◆ Given request ◆
Review the material and extract every line in which the word "pattern" occurs.

-- Data listing start --

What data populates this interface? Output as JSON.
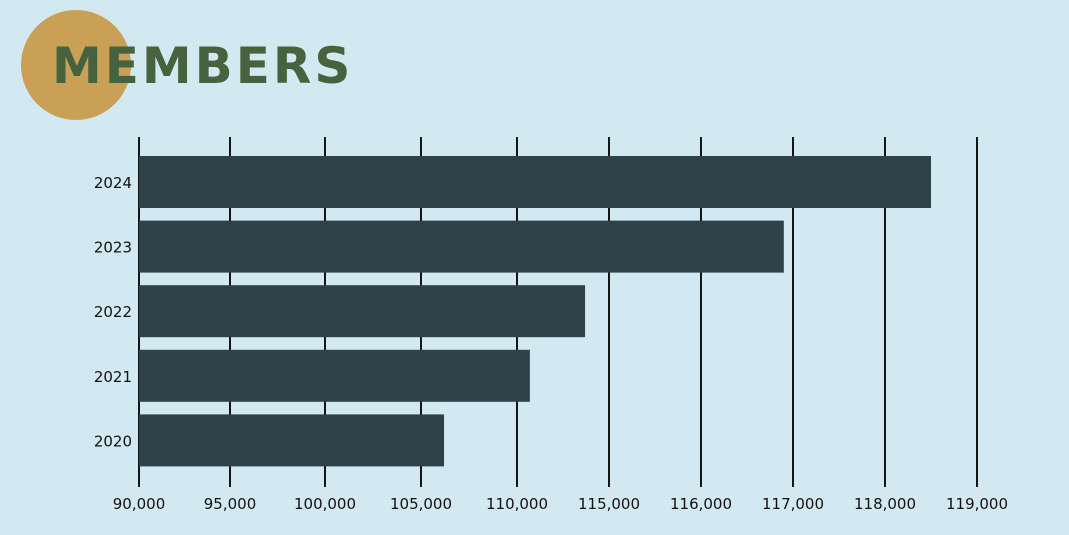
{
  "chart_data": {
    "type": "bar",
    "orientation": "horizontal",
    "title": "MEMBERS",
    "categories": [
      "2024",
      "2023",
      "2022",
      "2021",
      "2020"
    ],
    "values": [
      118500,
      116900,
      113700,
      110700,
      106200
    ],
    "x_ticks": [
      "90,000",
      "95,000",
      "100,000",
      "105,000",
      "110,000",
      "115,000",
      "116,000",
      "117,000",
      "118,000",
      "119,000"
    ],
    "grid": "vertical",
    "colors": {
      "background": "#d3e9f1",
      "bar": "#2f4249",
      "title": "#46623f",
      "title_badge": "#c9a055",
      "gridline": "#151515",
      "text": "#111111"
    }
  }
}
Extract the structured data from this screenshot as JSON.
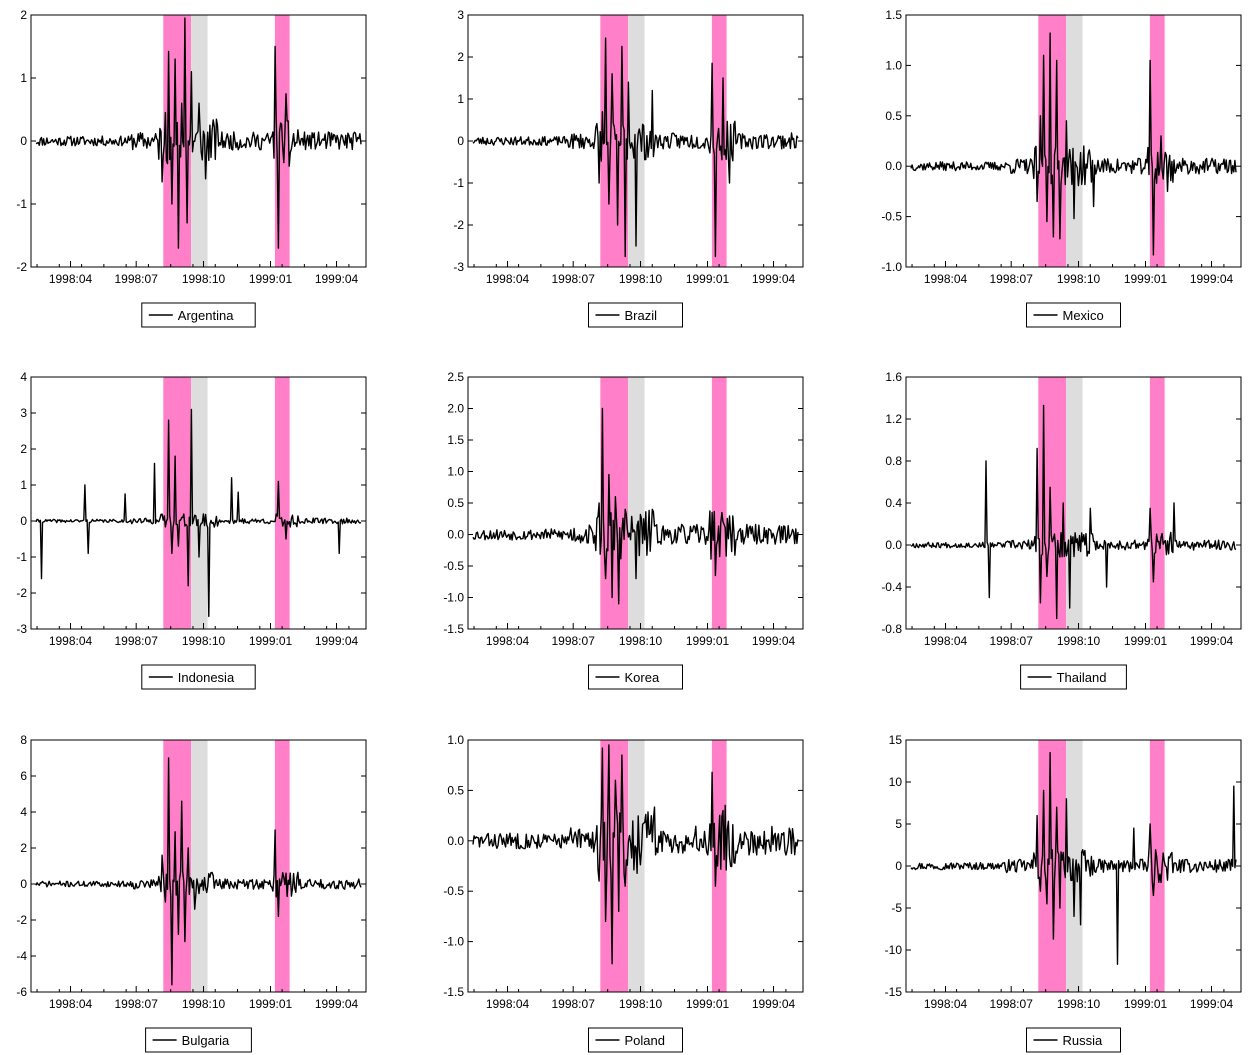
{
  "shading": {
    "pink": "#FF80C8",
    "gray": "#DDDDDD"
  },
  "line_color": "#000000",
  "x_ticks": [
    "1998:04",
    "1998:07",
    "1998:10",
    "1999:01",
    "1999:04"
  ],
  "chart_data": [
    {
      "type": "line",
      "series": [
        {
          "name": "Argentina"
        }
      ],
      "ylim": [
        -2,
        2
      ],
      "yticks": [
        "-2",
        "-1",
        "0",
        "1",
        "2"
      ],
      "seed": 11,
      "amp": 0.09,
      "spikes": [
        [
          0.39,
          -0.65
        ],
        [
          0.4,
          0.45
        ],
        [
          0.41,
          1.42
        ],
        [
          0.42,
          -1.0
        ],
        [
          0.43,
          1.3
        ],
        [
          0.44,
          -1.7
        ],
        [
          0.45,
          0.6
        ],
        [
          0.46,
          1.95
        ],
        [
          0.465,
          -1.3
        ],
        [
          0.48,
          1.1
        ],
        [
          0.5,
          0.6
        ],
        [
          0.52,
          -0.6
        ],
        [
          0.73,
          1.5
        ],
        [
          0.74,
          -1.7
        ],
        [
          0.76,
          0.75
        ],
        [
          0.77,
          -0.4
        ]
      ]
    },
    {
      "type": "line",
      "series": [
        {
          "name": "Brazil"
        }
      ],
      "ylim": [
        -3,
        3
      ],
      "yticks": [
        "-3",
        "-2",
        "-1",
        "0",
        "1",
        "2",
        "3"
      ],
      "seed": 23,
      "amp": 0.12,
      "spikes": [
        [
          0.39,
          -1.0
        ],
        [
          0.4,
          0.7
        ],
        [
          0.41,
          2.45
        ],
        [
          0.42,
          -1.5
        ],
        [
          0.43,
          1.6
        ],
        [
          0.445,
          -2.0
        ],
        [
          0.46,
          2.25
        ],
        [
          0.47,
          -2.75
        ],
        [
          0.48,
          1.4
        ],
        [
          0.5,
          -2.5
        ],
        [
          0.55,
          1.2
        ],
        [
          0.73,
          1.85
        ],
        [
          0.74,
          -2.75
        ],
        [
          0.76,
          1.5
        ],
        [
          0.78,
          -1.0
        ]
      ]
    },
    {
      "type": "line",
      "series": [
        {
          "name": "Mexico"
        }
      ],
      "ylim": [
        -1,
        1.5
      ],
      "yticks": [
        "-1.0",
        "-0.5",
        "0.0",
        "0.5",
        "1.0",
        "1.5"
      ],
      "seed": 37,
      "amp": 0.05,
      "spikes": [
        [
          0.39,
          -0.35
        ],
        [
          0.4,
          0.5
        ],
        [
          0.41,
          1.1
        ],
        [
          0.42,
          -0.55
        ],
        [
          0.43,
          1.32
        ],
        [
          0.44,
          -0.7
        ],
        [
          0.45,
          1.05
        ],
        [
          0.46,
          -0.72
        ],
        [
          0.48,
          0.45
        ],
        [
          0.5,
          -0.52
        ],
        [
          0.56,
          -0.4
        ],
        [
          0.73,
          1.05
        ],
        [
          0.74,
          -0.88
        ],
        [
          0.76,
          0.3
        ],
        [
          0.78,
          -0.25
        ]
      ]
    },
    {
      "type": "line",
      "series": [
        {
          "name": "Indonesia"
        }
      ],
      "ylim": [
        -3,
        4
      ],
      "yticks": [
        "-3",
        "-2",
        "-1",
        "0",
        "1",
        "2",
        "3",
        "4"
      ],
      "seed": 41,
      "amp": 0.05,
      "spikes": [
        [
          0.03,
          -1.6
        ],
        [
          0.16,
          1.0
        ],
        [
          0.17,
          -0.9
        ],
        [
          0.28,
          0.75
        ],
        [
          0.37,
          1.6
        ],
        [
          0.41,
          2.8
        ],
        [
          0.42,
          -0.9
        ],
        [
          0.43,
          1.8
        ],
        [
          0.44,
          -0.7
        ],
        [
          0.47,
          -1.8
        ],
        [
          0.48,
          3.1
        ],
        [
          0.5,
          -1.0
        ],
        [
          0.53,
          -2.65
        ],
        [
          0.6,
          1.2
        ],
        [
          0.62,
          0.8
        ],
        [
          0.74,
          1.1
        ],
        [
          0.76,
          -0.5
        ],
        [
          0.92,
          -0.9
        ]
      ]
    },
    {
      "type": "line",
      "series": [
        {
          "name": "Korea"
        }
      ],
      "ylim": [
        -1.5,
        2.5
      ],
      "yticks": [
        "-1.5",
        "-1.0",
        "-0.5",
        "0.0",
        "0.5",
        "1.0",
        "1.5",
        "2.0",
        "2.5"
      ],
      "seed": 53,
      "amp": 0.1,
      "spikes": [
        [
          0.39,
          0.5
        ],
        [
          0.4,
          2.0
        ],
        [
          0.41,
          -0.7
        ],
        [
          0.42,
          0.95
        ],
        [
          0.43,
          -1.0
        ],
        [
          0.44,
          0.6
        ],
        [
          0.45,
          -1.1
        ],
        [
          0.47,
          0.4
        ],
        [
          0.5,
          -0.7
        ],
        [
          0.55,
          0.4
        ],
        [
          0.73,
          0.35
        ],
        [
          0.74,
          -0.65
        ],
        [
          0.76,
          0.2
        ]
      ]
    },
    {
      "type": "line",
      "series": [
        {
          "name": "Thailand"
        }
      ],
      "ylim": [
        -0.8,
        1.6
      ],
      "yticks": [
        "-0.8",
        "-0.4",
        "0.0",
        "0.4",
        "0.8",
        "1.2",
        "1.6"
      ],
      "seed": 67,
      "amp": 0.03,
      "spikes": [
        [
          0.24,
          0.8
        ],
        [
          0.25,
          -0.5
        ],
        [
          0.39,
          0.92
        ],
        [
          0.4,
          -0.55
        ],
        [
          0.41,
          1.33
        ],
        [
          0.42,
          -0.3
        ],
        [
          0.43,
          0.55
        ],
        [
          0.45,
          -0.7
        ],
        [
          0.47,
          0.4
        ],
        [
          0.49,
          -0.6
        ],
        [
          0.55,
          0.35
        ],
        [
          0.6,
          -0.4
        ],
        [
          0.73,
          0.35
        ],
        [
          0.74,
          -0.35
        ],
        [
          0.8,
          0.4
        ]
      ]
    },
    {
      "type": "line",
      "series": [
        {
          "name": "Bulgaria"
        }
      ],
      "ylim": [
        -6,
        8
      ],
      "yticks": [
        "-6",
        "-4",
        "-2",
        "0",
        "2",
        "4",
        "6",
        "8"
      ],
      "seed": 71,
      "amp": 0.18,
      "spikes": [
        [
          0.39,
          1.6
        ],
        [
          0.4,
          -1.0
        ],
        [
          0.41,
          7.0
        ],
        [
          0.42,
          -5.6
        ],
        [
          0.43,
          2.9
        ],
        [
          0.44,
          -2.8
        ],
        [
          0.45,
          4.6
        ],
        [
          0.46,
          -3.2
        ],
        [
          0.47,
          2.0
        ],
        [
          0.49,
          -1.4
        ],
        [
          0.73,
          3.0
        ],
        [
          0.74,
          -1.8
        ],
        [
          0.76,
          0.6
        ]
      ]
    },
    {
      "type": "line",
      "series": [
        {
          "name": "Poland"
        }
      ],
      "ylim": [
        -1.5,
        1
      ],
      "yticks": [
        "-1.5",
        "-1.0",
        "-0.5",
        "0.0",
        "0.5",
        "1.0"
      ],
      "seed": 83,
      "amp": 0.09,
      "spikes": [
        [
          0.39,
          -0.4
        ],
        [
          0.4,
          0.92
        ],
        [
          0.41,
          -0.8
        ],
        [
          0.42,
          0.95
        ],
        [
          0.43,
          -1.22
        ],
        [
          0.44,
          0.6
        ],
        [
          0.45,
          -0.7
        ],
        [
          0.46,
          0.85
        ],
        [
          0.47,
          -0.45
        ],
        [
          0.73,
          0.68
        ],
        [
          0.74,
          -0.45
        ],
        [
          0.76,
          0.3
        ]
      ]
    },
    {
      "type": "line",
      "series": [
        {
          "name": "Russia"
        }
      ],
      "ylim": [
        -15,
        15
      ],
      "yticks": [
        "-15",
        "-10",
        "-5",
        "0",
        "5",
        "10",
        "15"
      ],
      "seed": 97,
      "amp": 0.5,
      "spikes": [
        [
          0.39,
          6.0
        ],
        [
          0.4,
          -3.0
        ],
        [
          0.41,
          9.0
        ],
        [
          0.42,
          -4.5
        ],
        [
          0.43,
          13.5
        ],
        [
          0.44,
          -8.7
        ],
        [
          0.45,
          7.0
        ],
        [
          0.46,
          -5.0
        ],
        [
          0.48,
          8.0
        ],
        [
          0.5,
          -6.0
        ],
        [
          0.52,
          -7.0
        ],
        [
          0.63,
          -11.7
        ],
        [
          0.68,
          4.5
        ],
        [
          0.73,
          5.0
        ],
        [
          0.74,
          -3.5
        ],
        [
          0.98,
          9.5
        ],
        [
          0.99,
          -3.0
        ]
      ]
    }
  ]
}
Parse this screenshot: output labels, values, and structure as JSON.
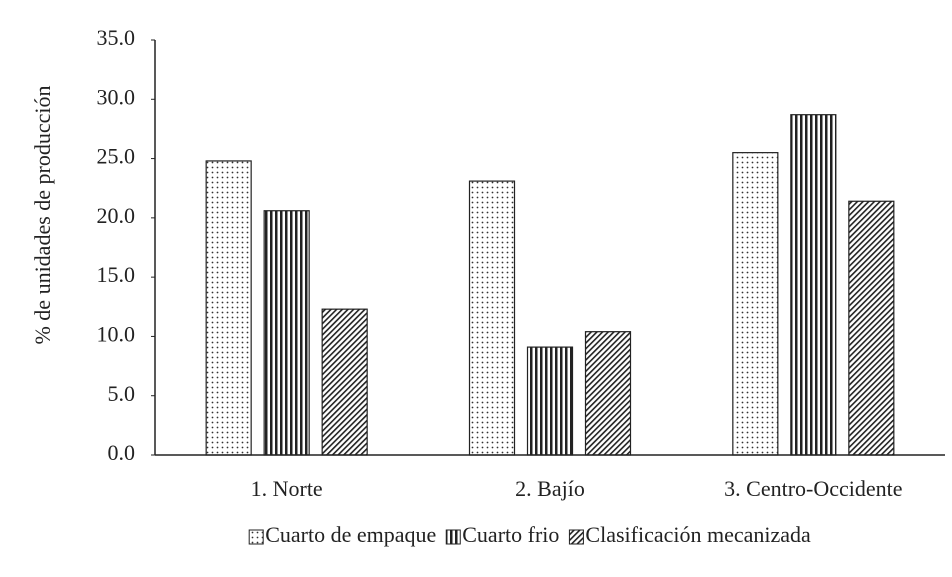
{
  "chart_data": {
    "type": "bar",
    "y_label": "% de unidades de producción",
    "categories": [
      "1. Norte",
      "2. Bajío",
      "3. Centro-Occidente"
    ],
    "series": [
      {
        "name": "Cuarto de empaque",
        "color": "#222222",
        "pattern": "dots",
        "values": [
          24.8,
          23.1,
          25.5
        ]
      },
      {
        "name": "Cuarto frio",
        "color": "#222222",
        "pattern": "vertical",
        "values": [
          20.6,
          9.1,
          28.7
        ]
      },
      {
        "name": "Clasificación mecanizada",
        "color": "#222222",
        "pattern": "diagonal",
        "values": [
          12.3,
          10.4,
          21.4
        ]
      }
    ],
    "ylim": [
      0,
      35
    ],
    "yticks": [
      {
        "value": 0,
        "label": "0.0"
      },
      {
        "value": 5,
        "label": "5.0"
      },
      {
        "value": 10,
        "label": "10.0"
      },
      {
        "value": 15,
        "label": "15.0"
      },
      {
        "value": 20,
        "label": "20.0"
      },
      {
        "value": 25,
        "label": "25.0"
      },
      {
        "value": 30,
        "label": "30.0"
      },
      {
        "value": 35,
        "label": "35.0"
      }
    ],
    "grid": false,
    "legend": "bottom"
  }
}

-- Data listing end --

◆ Completed exercise ◆
        "pattern": "dots",
        "pattern": "vertical",
        "pattern": "diagonal",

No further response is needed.